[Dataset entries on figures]
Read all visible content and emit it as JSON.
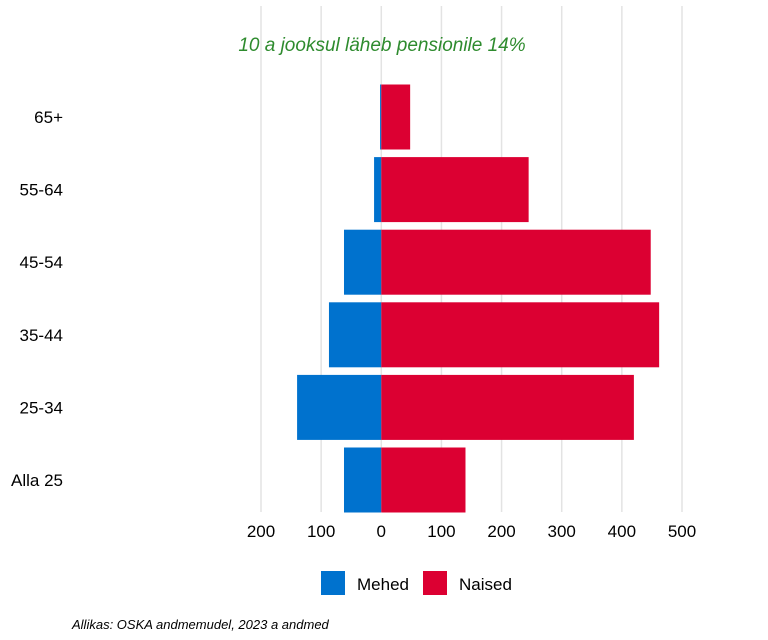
{
  "chart_data": {
    "type": "bar",
    "orientation": "horizontal",
    "layout": "population-pyramid",
    "title": "",
    "annotation": "10 a jooksul läheb pensionile 14%",
    "annotation_color": "#2e8b2e",
    "categories": [
      "65+",
      "55-64",
      "45-54",
      "35-44",
      "25-34",
      "Alla 25"
    ],
    "series": [
      {
        "name": "Mehed",
        "color": "#0072ce",
        "direction": "left",
        "values": [
          2,
          12,
          62,
          87,
          140,
          62
        ]
      },
      {
        "name": "Naised",
        "color": "#dc0032",
        "direction": "right",
        "values": [
          48,
          245,
          448,
          462,
          420,
          140
        ]
      }
    ],
    "xlim": [
      -200,
      500
    ],
    "x_ticks": [
      -200,
      -100,
      0,
      100,
      200,
      300,
      400,
      500
    ],
    "x_tick_labels": [
      "200",
      "100",
      "0",
      "100",
      "200",
      "300",
      "400",
      "500"
    ],
    "grid": "vertical",
    "legend": "bottom",
    "source": "Allikas: OSKA andmemudel, 2023 a andmed"
  }
}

Written request: Leave out the pictures and reproduce the rest of the listing exactly.

Answer to this task:
Read all visible content and emit it as JSON.
{
  "chart_data": {
    "type": "bar",
    "orientation": "horizontal",
    "layout": "population-pyramid",
    "title": "",
    "annotation": "10 a jooksul läheb pensionile 14%",
    "annotation_color": "#2e8b2e",
    "categories": [
      "65+",
      "55-64",
      "45-54",
      "35-44",
      "25-34",
      "Alla 25"
    ],
    "series": [
      {
        "name": "Mehed",
        "color": "#0072ce",
        "direction": "left",
        "values": [
          2,
          12,
          62,
          87,
          140,
          62
        ]
      },
      {
        "name": "Naised",
        "color": "#dc0032",
        "direction": "right",
        "values": [
          48,
          245,
          448,
          462,
          420,
          140
        ]
      }
    ],
    "xlim": [
      -200,
      500
    ],
    "x_ticks": [
      -200,
      -100,
      0,
      100,
      200,
      300,
      400,
      500
    ],
    "x_tick_labels": [
      "200",
      "100",
      "0",
      "100",
      "200",
      "300",
      "400",
      "500"
    ],
    "grid": "vertical",
    "legend": "bottom",
    "source": "Allikas: OSKA andmemudel, 2023 a andmed"
  }
}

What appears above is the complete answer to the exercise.